# [STATED EXERCISE]
Please write out the material that follows, exactly as it stands.

########

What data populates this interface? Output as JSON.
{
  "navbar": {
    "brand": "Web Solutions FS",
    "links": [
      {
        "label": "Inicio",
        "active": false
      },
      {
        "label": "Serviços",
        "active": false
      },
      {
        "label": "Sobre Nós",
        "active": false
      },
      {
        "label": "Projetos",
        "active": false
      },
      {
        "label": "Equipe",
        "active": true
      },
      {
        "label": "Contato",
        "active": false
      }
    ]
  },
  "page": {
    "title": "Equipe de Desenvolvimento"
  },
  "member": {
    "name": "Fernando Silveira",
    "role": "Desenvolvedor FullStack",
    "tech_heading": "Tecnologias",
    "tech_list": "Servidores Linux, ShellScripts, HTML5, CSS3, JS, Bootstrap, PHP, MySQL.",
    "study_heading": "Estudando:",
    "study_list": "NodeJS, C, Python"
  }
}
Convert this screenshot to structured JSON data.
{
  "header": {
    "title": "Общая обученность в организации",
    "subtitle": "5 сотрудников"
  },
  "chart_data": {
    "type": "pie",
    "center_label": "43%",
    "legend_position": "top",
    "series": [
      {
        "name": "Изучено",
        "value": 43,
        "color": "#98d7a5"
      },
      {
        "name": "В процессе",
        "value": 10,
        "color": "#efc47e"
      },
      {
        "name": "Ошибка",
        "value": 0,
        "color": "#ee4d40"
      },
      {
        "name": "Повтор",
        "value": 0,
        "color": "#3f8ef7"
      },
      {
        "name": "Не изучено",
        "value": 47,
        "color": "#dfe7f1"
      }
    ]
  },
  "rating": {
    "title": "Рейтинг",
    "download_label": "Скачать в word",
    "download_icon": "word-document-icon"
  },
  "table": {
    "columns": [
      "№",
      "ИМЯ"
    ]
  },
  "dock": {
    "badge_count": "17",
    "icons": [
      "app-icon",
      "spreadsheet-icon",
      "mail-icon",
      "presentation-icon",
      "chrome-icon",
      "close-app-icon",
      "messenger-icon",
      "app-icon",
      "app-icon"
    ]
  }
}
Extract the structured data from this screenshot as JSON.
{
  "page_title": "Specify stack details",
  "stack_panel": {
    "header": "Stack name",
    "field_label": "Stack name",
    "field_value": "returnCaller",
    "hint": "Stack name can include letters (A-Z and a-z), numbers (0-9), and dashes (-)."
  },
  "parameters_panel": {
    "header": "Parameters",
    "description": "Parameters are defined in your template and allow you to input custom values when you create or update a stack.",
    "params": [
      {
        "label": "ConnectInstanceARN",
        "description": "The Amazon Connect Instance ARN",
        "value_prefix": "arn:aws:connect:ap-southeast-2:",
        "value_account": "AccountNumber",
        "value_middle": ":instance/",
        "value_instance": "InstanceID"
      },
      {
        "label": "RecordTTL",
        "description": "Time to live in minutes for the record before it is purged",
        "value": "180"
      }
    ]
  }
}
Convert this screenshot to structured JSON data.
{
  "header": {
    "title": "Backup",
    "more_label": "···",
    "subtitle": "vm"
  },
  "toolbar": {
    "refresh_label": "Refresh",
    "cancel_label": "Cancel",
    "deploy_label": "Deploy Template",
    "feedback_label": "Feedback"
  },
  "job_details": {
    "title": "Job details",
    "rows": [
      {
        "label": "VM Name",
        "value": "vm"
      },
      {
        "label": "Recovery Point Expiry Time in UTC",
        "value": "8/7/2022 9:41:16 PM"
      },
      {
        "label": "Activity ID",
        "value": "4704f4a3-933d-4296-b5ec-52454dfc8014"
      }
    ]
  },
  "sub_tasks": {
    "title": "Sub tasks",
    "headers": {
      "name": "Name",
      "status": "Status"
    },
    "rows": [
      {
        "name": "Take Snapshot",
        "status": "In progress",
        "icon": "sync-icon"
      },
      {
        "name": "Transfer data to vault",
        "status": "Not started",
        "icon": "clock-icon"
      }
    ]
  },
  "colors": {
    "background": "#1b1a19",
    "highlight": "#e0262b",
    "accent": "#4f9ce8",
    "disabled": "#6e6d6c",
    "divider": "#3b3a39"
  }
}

########

# [SOLUTION TO THE EXERCISE]
What data populates this interface? Output as JSON.
{
  "navbar": {
    "brand": "Web Solutions FS",
    "links": [
      {
        "label": "Inicio",
        "active": false
      },
      {
        "label": "Serviços",
        "active": false
      },
      {
        "label": "Sobre Nós",
        "active": false
      },
      {
        "label": "Projetos",
        "active": false
      },
      {
        "label": "Equipe",
        "active": true
      },
      {
        "label": "Contato",
        "active": false
      }
    ]
  },
  "page": {
    "title": "Equipe de Desenvolvimento"
  },
  "member": {
    "name": "Fernando Silveira",
    "role": "Desenvolvedor FullStack",
    "tech_heading": "Tecnologias",
    "tech_list": "Servidores Linux, ShellScripts, HTML5, CSS3, JS, Bootstrap, PHP, MySQL.",
    "study_heading": "Estudando:",
    "study_list": "NodeJS, C, Python"
  }
}
Convert this screenshot to structured JSON data.
{
  "header": {
    "title": "Общая обученность в организации",
    "subtitle": "5 сотрудников"
  },
  "chart_data": {
    "type": "pie",
    "center_label": "43%",
    "legend_position": "top",
    "series": [
      {
        "name": "Изучено",
        "value": 43,
        "color": "#98d7a5"
      },
      {
        "name": "В процессе",
        "value": 10,
        "color": "#efc47e"
      },
      {
        "name": "Ошибка",
        "value": 0,
        "color": "#ee4d40"
      },
      {
        "name": "Повтор",
        "value": 0,
        "color": "#3f8ef7"
      },
      {
        "name": "Не изучено",
        "value": 47,
        "color": "#dfe7f1"
      }
    ]
  },
  "rating": {
    "title": "Рейтинг",
    "download_label": "Скачать в word",
    "download_icon": "word-document-icon"
  },
  "table": {
    "columns": [
      "№",
      "ИМЯ"
    ]
  },
  "dock": {
    "badge_count": "17",
    "icons": [
      "app-icon",
      "spreadsheet-icon",
      "mail-icon",
      "presentation-icon",
      "chrome-icon",
      "close-app-icon",
      "messenger-icon",
      "app-icon",
      "app-icon"
    ]
  }
}
Extract the structured data from this screenshot as JSON.
{
  "page_title": "Specify stack details",
  "stack_panel": {
    "header": "Stack name",
    "field_label": "Stack name",
    "field_value": "returnCaller",
    "hint": "Stack name can include letters (A-Z and a-z), numbers (0-9), and dashes (-)."
  },
  "parameters_panel": {
    "header": "Parameters",
    "description": "Parameters are defined in your template and allow you to input custom values when you create or update a stack.",
    "params": [
      {
        "label": "ConnectInstanceARN",
        "description": "The Amazon Connect Instance ARN",
        "value_prefix": "arn:aws:connect:ap-southeast-2:",
        "value_account": "AccountNumber",
        "value_middle": ":instance/",
        "value_instance": "InstanceID"
      },
      {
        "label": "RecordTTL",
        "description": "Time to live in minutes for the record before it is purged",
        "value": "180"
      }
    ]
  }
}
Convert this screenshot to structured JSON data.
{
  "header": {
    "title": "Backup",
    "more_label": "···",
    "subtitle": "vm"
  },
  "toolbar": {
    "refresh_label": "Refresh",
    "cancel_label": "Cancel",
    "deploy_label": "Deploy Template",
    "feedback_label": "Feedback"
  },
  "job_details": {
    "title": "Job details",
    "rows": [
      {
        "label": "VM Name",
        "value": "vm"
      },
      {
        "label": "Recovery Point Expiry Time in UTC",
        "value": "8/7/2022 9:41:16 PM"
      },
      {
        "label": "Activity ID",
        "value": "4704f4a3-933d-4296-b5ec-52454dfc8014"
      }
    ]
  },
  "sub_tasks": {
    "title": "Sub tasks",
    "headers": {
      "name": "Name",
      "status": "Status"
    },
    "rows": [
      {
        "name": "Take Snapshot",
        "status": "In progress",
        "icon": "sync-icon"
      },
      {
        "name": "Transfer data to vault",
        "status": "Not started",
        "icon": "clock-icon"
      }
    ]
  },
  "colors": {
    "background": "#1b1a19",
    "highlight": "#e0262b",
    "accent": "#4f9ce8",
    "disabled": "#6e6d6c",
    "divider": "#3b3a39"
  }
}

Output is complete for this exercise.